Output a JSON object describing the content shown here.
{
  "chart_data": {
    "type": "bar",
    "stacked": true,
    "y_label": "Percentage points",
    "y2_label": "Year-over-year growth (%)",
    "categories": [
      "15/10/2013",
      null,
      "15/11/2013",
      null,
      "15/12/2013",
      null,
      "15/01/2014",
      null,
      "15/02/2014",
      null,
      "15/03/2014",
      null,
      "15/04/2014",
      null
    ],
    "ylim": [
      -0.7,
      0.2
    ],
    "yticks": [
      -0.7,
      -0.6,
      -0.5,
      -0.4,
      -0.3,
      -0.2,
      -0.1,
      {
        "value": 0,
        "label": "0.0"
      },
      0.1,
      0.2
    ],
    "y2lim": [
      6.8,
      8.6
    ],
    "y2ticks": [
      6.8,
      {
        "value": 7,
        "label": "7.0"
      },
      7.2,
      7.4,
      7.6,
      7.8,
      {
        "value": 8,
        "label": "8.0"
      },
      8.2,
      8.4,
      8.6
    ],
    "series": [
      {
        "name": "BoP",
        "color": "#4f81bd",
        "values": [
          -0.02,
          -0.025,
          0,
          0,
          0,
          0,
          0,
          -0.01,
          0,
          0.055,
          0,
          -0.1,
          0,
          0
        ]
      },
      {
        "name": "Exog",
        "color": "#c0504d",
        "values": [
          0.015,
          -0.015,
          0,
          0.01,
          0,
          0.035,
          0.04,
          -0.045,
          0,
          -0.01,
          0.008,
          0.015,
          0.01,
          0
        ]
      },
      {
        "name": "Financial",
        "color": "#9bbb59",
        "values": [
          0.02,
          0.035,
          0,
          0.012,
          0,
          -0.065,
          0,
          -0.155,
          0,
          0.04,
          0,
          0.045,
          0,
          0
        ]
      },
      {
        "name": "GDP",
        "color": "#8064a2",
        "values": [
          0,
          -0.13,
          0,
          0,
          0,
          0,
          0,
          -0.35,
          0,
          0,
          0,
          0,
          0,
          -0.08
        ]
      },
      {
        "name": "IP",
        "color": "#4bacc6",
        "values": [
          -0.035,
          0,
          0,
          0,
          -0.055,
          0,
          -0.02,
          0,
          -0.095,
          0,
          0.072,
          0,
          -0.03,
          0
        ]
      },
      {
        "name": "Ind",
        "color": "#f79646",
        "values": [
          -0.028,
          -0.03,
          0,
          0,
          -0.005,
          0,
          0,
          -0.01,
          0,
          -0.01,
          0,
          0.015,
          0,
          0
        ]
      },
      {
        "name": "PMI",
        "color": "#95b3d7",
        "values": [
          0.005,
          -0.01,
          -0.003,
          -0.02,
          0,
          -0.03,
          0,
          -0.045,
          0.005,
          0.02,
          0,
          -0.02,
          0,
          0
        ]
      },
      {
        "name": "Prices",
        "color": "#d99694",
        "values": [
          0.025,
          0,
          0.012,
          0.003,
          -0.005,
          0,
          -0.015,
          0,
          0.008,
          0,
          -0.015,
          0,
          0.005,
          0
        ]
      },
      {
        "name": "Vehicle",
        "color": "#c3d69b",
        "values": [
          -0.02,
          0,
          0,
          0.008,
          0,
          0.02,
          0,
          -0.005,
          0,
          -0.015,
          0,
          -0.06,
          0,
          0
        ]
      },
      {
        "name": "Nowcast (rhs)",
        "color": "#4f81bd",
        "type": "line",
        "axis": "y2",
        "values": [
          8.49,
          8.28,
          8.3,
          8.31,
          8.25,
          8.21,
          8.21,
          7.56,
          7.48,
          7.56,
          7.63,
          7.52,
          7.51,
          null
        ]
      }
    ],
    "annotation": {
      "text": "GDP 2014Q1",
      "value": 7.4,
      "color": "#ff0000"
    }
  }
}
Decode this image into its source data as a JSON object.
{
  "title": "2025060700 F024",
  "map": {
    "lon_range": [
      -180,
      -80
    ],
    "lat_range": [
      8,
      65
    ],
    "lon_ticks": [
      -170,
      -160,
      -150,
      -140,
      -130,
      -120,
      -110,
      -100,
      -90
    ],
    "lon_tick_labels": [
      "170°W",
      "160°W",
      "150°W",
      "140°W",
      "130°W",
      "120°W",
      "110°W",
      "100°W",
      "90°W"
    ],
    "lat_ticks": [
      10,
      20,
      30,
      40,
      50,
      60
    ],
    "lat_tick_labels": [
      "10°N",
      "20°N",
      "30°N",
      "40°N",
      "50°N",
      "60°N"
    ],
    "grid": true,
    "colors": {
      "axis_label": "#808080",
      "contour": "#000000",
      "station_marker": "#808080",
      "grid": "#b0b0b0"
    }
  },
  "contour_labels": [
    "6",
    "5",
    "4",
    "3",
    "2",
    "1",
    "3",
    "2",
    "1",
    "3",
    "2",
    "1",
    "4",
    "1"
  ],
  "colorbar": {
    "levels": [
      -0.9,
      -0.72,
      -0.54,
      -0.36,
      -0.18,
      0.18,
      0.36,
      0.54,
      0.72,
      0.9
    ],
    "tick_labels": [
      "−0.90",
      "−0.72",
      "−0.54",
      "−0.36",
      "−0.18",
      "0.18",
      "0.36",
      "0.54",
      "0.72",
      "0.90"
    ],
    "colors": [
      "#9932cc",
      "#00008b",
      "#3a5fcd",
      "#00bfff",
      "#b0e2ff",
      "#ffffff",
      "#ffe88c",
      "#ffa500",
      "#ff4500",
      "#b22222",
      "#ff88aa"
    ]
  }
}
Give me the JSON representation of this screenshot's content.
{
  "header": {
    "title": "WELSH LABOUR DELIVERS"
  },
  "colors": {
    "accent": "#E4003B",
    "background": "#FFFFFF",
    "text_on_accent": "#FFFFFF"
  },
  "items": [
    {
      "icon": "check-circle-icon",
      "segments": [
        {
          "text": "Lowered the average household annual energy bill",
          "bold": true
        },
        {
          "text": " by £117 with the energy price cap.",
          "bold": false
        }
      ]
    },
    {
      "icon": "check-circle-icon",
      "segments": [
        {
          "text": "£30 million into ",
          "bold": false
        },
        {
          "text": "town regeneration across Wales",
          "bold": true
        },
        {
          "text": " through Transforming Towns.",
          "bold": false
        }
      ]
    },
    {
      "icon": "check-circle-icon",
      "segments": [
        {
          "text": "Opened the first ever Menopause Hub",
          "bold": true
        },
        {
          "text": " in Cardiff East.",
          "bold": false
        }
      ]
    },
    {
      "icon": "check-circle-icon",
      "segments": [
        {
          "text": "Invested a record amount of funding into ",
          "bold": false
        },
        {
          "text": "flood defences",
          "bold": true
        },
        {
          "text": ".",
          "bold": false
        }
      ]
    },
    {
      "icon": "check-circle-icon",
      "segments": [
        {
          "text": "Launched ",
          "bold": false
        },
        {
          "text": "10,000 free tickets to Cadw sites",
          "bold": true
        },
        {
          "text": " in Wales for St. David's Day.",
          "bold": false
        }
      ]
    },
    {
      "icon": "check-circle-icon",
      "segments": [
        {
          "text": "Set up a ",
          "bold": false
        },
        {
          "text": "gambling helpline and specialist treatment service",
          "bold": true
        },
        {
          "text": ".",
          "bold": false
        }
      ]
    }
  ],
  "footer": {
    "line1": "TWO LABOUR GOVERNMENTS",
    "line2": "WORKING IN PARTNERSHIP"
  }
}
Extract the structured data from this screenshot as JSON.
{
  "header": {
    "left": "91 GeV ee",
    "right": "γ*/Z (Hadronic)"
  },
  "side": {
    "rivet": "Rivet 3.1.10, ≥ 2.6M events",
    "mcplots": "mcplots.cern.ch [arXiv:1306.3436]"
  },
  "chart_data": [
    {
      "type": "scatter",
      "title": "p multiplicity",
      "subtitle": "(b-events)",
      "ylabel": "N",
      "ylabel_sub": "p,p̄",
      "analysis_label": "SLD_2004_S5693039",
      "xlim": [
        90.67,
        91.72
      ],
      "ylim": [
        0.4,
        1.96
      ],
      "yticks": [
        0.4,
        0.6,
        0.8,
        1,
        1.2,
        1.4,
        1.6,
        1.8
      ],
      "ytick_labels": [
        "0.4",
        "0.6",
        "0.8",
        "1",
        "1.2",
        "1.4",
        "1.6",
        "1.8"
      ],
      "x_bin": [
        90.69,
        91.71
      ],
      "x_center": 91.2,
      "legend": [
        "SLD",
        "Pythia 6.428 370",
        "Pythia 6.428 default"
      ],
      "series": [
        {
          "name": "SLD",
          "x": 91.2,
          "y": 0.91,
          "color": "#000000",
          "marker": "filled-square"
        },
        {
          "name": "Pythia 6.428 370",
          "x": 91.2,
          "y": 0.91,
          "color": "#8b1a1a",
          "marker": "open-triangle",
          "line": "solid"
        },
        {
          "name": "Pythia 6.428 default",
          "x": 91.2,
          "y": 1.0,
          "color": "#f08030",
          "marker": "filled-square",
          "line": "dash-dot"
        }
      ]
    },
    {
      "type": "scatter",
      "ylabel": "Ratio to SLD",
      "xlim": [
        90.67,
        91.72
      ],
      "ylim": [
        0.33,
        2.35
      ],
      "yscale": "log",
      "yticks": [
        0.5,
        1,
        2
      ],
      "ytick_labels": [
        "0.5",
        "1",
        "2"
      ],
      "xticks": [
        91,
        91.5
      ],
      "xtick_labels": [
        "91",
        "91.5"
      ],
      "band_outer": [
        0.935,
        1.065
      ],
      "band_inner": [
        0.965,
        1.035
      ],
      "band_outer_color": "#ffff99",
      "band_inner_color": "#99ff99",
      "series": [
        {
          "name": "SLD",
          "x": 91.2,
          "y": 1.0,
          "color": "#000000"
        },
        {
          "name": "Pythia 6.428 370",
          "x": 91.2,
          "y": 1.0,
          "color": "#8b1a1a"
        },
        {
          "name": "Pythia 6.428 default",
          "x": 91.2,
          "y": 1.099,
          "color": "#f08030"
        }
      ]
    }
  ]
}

__Request__. Take every line from the records above that has the word "Wales" and copy it.

__Expected answer__.
          "text": "town regeneration across Wales",
          "text": " in Wales for St. David's Day.",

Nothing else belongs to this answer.